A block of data
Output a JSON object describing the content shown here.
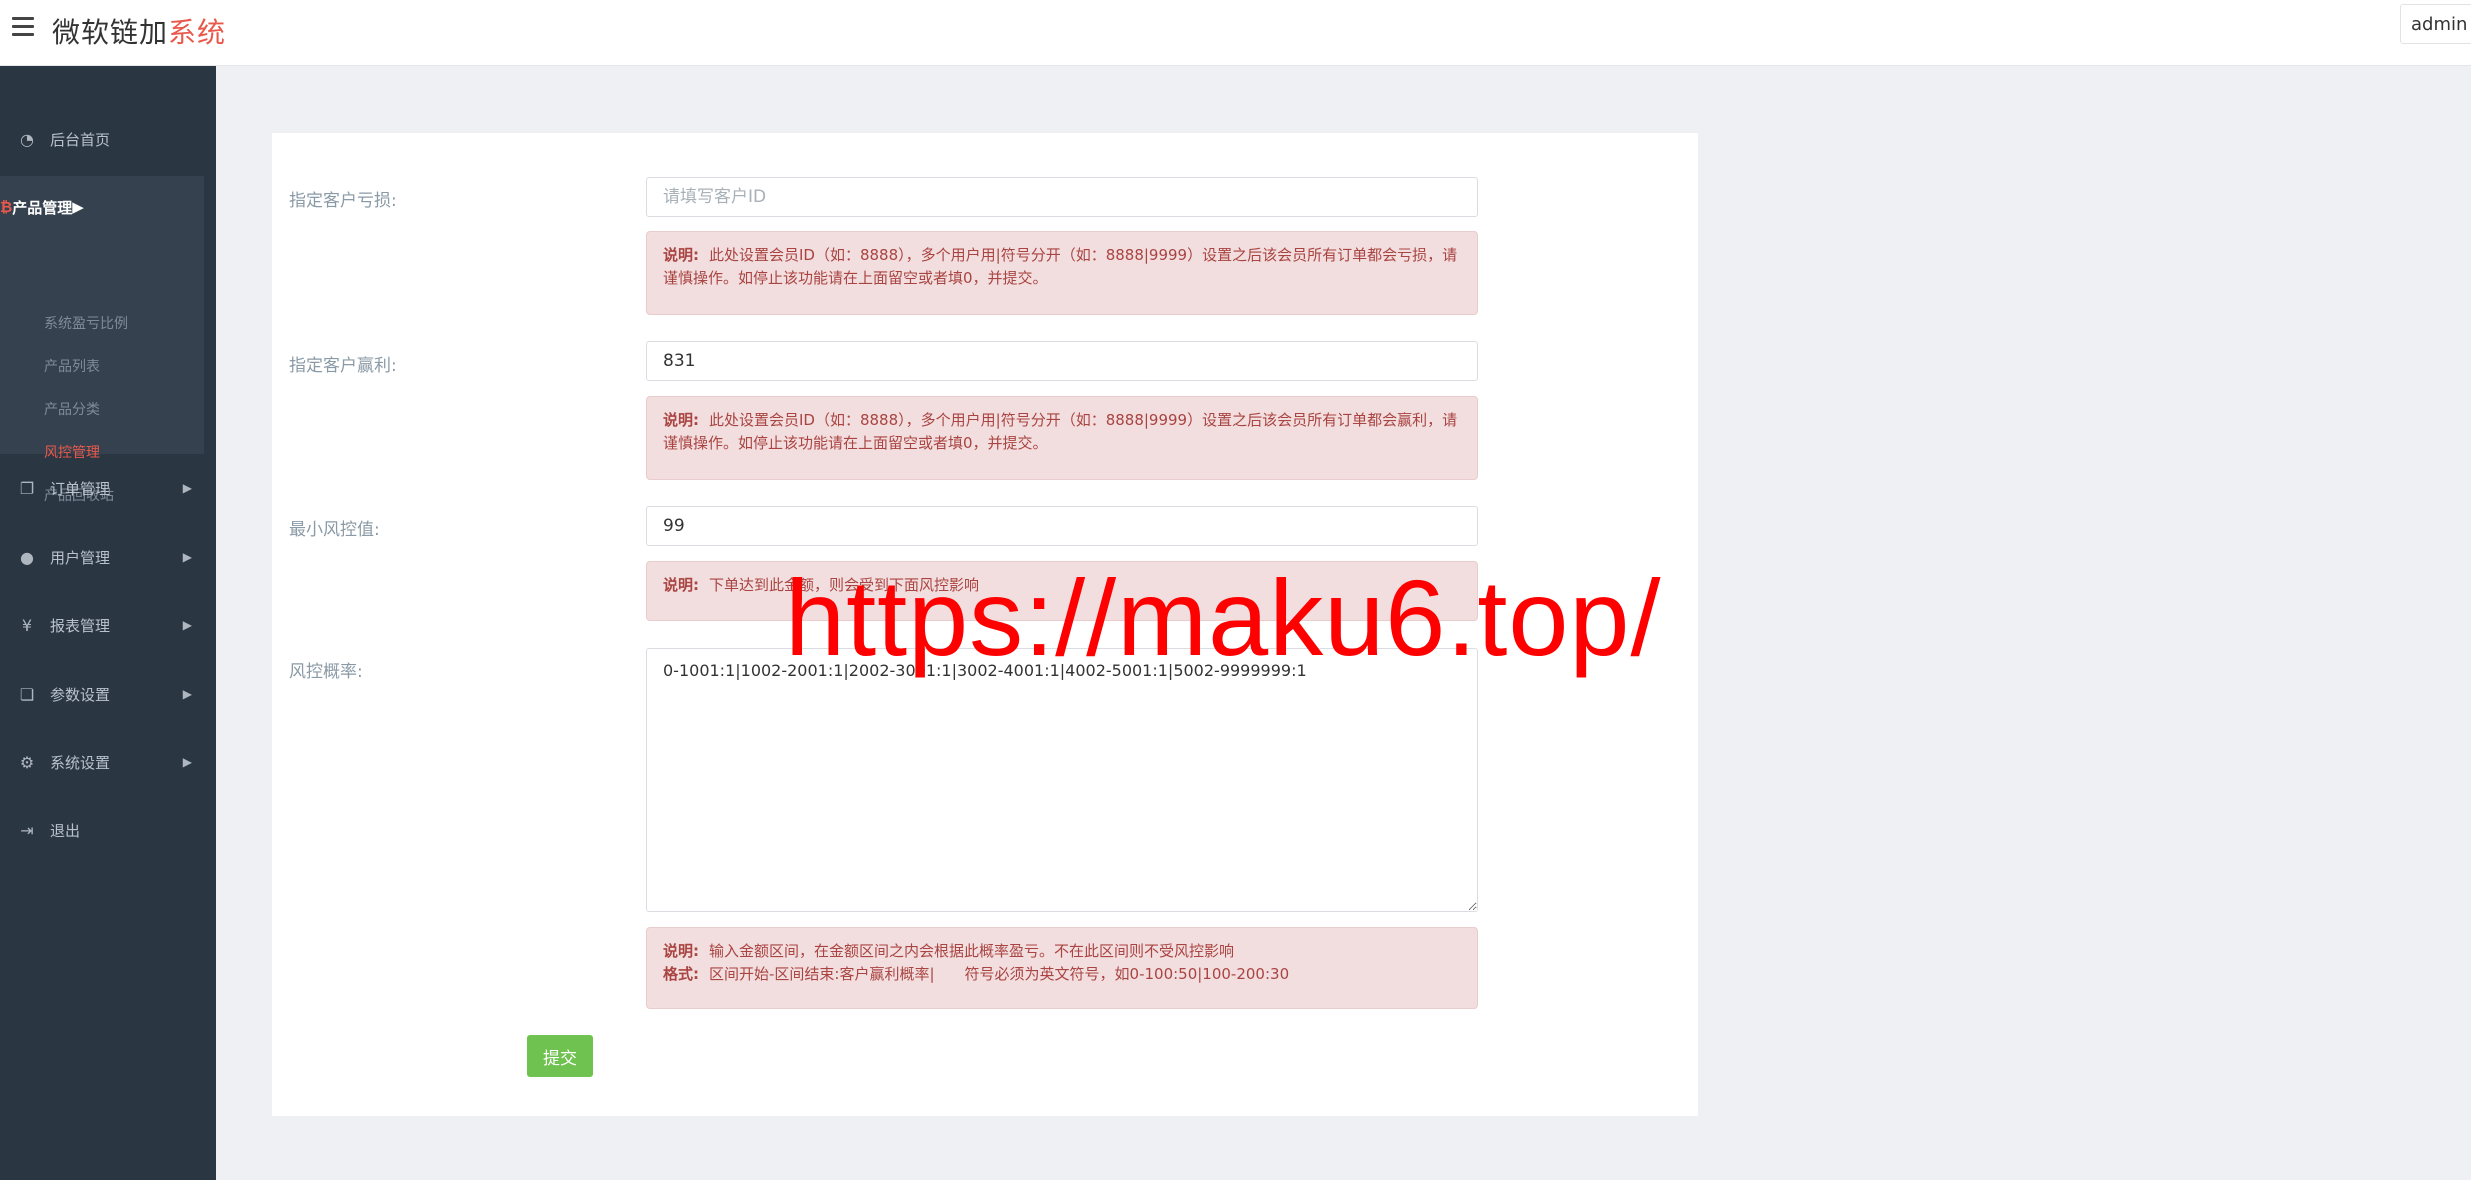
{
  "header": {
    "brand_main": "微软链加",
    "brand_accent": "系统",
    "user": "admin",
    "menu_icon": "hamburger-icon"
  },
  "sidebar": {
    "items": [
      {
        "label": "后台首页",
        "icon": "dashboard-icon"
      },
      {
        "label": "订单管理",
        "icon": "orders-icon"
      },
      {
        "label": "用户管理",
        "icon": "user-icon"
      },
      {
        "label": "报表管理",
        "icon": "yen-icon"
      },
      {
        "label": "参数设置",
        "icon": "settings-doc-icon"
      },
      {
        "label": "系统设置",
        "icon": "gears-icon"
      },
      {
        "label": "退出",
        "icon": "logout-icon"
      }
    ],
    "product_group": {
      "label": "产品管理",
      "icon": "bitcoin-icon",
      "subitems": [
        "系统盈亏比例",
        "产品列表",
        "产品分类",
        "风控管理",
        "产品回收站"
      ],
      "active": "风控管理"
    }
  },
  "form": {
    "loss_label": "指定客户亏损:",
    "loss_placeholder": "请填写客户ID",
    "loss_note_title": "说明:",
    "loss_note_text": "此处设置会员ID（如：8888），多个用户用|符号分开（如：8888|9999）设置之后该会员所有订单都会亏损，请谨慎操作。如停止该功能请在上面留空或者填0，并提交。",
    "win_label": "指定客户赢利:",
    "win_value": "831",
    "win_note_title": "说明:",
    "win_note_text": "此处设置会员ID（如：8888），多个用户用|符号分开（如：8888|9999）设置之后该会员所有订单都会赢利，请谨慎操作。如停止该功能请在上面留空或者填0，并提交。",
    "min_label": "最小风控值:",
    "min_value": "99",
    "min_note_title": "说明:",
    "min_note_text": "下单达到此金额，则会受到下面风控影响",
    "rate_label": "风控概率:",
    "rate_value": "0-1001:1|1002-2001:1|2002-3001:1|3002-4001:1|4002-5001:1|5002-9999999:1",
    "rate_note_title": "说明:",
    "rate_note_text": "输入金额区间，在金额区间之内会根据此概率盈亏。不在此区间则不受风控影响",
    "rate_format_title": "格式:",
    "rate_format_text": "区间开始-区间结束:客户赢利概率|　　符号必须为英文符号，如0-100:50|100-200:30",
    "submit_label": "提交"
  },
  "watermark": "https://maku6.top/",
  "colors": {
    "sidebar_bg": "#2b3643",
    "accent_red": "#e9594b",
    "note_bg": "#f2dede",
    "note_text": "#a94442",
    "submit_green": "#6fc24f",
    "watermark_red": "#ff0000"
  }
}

> Stated problem
Which lines hold the string "多个用户用"? Copy all of them from the data above.

> Answer for the task
    "loss_note_text": "此处设置会员ID（如：8888），多个用户用|符号分开（如：8888|9999）设置之后该会员所有订单都会亏损，请谨慎操作。如停止该功能请在上面留空或者填0，并提交。",
    "win_note_text": "此处设置会员ID（如：8888），多个用户用|符号分开（如：8888|9999）设置之后该会员所有订单都会赢利，请谨慎操作。如停止该功能请在上面留空或者填0，并提交。",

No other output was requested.